- **YOUR GOAL**: Find the string "they" in the data, then copy every line where it is found.

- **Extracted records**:
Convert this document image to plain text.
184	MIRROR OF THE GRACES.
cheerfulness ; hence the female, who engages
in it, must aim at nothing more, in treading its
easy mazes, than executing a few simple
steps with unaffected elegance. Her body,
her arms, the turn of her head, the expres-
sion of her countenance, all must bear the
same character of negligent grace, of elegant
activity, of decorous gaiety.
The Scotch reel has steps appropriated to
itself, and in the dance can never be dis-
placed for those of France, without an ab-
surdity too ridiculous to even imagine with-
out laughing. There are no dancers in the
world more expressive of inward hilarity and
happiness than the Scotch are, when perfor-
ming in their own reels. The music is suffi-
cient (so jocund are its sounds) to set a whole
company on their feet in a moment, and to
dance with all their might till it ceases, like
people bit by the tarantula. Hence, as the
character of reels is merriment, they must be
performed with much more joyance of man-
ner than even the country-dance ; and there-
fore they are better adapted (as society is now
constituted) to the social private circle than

- **SOLUTION**:
character of reels is merriment, they must be
fore they are better adapted (as society is now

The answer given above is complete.